Exercise directions - Going through the entries below, count each line containing the word "trycka". Report the number only.

(Document transcript data)
[Start of Attachment]

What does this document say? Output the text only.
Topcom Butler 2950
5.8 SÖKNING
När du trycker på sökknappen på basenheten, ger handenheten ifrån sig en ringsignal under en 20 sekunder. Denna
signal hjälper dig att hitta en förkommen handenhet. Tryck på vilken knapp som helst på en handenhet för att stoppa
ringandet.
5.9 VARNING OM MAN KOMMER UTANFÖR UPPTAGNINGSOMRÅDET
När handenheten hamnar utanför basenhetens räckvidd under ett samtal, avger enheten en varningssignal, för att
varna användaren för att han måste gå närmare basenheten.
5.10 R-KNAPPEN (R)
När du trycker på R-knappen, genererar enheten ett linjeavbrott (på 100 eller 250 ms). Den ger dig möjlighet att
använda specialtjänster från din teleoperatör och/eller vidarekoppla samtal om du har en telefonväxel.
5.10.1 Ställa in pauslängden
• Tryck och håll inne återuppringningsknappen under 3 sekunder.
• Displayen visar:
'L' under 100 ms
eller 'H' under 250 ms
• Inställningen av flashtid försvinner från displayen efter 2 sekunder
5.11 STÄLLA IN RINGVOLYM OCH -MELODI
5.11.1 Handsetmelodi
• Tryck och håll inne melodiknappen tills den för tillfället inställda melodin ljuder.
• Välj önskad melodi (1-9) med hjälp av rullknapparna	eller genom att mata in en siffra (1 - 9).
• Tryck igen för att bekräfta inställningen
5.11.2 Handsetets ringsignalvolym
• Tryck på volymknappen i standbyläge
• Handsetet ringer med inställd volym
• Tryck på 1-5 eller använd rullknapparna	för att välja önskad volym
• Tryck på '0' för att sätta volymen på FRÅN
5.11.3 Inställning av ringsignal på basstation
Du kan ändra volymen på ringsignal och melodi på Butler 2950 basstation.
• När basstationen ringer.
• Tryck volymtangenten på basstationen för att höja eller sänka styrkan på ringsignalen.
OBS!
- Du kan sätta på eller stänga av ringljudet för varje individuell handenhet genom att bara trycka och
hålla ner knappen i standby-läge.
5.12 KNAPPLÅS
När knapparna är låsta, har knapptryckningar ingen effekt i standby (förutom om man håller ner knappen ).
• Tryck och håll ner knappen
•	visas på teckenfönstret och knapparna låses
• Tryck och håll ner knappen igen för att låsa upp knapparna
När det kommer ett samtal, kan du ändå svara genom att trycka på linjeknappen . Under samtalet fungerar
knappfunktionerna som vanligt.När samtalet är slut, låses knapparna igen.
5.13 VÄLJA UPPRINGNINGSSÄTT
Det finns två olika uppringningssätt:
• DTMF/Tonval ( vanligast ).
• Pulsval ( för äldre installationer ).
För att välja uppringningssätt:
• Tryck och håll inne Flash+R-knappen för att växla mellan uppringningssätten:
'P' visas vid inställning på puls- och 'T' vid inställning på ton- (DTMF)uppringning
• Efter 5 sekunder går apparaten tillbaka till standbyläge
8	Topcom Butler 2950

[End of Attachment]
[Start of Attachment]

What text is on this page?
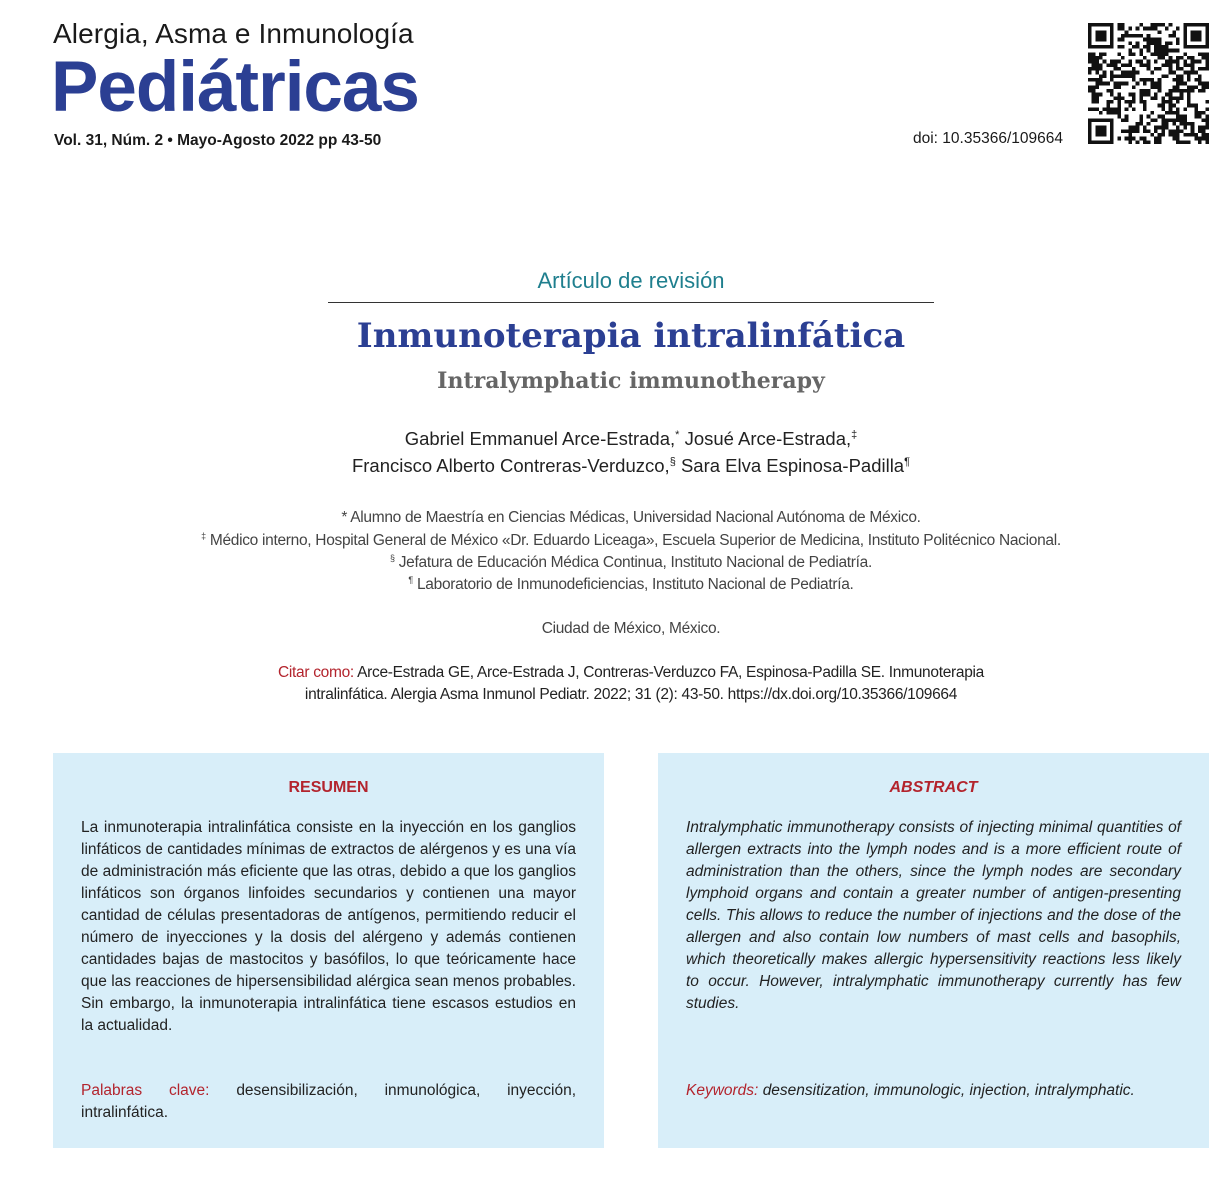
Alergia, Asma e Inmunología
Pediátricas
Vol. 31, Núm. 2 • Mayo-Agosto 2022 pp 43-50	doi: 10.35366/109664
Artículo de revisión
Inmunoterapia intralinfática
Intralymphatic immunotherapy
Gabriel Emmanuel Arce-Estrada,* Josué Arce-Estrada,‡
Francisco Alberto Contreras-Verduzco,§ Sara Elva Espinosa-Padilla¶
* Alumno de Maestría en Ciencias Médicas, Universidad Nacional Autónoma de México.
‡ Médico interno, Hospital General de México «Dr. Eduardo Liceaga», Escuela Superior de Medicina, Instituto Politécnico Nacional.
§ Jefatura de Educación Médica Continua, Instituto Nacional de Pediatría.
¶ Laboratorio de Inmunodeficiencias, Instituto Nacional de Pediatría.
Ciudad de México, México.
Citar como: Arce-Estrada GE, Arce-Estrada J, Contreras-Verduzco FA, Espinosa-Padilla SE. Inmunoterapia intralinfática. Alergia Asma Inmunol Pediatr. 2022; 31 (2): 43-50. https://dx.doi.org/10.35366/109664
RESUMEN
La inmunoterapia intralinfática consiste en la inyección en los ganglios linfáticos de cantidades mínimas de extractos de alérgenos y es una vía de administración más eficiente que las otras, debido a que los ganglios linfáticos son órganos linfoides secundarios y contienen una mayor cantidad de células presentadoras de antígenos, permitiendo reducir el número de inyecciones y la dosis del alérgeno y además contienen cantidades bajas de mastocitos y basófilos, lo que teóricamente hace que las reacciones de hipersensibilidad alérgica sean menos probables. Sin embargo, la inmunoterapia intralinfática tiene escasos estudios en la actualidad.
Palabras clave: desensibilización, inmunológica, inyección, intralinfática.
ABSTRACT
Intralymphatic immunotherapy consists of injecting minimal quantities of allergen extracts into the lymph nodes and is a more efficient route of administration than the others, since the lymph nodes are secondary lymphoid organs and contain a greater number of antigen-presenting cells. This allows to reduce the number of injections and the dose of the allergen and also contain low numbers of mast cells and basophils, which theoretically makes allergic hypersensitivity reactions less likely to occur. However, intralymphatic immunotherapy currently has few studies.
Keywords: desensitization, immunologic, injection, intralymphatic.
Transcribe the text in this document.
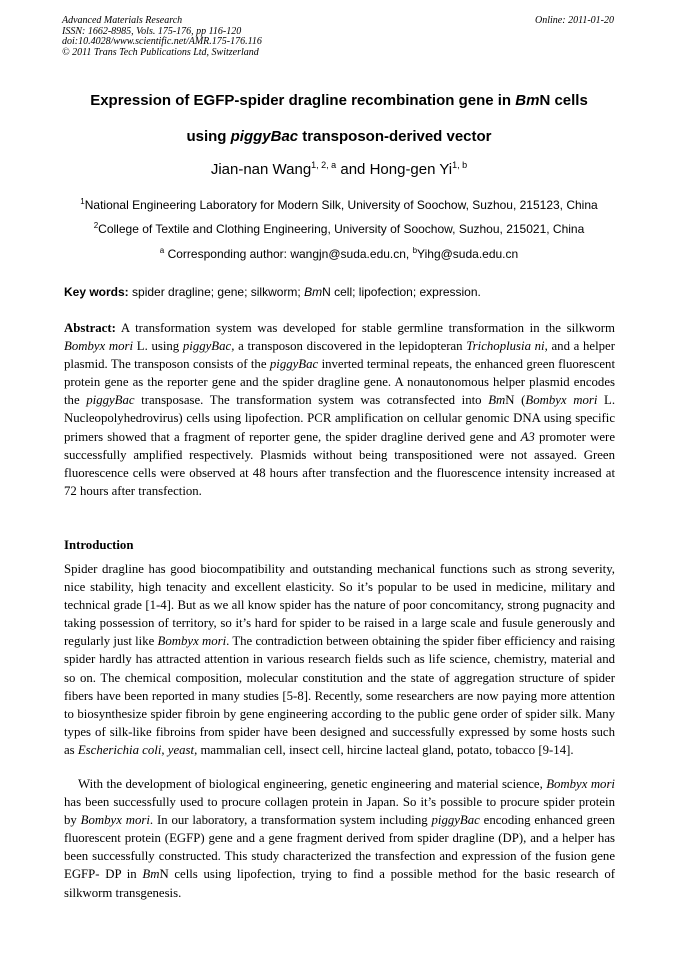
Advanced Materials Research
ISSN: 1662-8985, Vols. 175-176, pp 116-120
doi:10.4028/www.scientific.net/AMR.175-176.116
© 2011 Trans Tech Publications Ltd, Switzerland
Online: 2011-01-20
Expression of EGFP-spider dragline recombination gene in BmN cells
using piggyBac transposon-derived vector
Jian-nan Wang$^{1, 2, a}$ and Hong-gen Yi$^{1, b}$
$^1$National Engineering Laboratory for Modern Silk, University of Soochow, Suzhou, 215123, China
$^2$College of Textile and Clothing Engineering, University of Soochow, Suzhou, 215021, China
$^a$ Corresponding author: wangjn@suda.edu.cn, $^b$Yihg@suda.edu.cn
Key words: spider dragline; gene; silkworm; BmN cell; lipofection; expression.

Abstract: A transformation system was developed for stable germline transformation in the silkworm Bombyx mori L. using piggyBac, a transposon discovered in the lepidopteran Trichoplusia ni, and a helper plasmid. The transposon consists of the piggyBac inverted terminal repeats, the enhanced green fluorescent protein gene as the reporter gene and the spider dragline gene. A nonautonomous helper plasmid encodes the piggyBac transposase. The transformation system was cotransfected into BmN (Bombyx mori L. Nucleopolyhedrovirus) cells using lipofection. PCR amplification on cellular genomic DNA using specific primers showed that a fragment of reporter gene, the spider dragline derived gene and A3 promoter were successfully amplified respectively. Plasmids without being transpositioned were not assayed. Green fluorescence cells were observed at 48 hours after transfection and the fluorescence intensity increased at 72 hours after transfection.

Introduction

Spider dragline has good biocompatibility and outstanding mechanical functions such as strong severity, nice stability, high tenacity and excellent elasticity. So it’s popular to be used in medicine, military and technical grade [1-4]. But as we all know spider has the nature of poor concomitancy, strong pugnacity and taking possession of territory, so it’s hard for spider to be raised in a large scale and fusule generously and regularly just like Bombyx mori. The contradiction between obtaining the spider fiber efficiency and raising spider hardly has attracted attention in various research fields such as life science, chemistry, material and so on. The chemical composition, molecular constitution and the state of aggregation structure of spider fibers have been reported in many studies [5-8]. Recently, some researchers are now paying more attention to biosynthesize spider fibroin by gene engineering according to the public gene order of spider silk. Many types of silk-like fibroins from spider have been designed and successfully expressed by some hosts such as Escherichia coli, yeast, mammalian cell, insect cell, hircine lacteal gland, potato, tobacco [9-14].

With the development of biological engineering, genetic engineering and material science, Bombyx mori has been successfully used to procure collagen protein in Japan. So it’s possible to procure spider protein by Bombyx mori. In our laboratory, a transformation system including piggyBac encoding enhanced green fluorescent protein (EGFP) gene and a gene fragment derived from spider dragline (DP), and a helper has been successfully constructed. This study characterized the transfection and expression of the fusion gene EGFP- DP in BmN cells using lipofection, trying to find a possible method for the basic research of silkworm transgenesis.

[End of Attachment]

Result of this exercise - 2